◆ Job: Scan the data below. Pull out each line where "江苏威尔曼科技有限公司" occurs.

(Stored data)
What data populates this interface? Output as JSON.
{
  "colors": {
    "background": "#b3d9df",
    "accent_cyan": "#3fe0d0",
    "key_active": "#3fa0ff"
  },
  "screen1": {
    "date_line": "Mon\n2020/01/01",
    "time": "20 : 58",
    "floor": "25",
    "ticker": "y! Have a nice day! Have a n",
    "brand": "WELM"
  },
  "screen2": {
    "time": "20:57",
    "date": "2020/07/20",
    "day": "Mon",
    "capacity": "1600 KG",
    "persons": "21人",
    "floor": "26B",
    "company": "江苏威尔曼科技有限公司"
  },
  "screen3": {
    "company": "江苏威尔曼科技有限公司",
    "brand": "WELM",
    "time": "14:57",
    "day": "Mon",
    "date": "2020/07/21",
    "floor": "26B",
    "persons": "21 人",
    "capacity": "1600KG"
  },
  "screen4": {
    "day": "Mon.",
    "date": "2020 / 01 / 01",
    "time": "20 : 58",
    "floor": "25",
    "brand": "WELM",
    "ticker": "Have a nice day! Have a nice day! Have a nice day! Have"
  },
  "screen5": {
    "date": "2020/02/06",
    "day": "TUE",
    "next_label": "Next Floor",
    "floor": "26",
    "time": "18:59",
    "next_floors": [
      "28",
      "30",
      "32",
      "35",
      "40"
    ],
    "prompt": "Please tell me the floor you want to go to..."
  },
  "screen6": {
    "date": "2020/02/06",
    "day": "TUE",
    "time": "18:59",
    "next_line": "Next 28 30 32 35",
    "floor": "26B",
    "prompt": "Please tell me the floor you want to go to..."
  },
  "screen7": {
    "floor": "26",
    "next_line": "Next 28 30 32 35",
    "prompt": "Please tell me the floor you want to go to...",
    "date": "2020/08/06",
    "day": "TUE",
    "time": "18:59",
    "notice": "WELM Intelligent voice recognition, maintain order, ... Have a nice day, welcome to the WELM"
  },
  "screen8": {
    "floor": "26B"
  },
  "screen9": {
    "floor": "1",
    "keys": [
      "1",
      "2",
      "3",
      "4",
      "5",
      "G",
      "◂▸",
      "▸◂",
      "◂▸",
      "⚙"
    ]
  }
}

◆ Response to this exercise:
    "company": "江苏威尔曼科技有限公司"
    "company": "江苏威尔曼科技有限公司",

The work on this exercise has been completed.